● Written request: Sort through the entries below and pull out lines containing the word "gegeben".

========================

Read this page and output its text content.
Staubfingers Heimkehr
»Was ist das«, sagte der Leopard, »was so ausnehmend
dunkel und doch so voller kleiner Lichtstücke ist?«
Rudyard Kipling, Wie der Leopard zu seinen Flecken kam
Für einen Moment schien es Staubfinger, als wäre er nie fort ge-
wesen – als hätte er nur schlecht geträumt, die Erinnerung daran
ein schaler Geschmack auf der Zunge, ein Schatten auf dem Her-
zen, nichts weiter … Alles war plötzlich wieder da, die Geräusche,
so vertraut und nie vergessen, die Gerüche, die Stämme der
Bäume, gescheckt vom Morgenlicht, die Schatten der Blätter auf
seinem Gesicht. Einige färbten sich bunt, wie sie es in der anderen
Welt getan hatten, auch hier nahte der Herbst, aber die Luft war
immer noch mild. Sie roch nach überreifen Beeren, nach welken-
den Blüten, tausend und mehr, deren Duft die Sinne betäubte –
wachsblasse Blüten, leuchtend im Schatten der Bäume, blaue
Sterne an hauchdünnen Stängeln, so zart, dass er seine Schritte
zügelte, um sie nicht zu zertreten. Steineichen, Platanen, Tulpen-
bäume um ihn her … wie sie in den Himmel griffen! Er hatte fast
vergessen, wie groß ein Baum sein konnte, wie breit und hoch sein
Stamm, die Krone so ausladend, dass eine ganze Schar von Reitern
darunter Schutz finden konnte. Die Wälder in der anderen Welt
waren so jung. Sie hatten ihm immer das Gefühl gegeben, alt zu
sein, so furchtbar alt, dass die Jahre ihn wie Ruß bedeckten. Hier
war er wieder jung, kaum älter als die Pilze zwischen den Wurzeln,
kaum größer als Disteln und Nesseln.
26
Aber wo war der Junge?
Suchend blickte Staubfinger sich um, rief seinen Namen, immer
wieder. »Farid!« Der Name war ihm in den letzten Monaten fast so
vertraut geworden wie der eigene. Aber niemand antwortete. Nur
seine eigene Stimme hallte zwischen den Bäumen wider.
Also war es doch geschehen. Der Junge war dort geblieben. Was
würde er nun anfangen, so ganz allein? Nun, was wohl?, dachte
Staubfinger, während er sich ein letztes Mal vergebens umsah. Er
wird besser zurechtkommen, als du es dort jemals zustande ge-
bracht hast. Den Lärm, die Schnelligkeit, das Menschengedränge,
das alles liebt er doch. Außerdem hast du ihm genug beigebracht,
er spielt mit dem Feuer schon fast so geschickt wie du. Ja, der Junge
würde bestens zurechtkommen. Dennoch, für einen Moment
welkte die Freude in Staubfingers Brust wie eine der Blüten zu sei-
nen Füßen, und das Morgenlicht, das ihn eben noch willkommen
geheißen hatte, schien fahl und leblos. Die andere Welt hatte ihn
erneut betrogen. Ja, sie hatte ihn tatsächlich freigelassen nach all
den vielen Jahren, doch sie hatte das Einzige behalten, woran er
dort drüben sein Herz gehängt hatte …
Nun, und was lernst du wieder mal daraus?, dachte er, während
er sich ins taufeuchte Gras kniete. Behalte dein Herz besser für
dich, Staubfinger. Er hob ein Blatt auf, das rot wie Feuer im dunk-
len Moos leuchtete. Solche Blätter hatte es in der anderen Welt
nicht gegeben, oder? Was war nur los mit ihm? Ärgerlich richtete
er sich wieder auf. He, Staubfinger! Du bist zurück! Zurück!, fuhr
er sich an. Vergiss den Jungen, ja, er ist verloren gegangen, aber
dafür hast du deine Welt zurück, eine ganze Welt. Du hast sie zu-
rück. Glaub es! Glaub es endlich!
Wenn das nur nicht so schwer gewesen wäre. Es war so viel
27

========================

● Finished answer:
waren so jung. Sie hatten ihm immer das Gefühl gegeben, alt zu
nicht gegeben, oder? Was war nur los mit ihm? Ärgerlich richtete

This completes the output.